##### ITEMS

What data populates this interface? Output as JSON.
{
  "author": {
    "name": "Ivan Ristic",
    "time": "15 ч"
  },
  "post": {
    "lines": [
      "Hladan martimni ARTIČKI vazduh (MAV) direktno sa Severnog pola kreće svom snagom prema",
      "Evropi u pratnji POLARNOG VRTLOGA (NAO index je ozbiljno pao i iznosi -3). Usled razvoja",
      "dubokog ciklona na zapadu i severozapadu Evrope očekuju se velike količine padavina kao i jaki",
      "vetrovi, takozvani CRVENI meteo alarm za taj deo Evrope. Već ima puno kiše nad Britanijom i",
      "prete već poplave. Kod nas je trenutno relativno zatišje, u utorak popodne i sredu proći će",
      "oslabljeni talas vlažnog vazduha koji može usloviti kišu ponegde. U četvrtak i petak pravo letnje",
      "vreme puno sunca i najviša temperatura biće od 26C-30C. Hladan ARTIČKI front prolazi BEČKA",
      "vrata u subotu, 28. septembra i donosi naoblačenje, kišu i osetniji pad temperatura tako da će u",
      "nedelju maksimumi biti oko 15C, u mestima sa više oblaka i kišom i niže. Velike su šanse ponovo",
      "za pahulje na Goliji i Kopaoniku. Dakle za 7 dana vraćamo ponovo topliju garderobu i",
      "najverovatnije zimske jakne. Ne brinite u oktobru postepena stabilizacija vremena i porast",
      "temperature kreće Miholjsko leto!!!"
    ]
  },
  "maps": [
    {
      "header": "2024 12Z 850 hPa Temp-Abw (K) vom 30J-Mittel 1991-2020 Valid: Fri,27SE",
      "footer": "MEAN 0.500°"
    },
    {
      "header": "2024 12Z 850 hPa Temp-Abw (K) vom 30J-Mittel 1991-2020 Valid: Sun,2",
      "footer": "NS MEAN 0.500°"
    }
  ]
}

##########
##### ITEMS

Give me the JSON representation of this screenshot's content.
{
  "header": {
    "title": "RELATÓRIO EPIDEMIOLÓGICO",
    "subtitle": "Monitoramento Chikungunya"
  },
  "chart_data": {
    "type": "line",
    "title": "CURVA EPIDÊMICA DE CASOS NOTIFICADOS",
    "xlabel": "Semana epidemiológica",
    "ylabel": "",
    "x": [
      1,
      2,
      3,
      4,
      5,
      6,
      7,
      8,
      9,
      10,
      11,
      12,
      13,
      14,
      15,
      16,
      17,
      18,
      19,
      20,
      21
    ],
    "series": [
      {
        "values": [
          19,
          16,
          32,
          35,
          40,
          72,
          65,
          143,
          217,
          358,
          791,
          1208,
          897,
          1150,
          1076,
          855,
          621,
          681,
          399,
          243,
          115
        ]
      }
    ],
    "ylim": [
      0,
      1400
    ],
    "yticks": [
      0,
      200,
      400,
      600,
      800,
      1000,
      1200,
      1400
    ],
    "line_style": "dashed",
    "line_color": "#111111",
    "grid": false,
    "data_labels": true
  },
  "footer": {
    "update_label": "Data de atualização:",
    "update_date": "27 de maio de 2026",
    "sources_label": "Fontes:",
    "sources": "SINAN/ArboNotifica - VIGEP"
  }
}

##########

* **PROBLEM REQUIREMENTS**: Look through the data and gather every line with the string "kišu" in it.

* **COMPLETED EXERCISE**:
      "oslabljeni talas vlažnog vazduha koji može usloviti kišu ponegde. U četvrtak i petak pravo letnje",
      "vrata u subotu, 28. septembra i donosi naoblačenje, kišu i osetniji pad temperatura tako da će u",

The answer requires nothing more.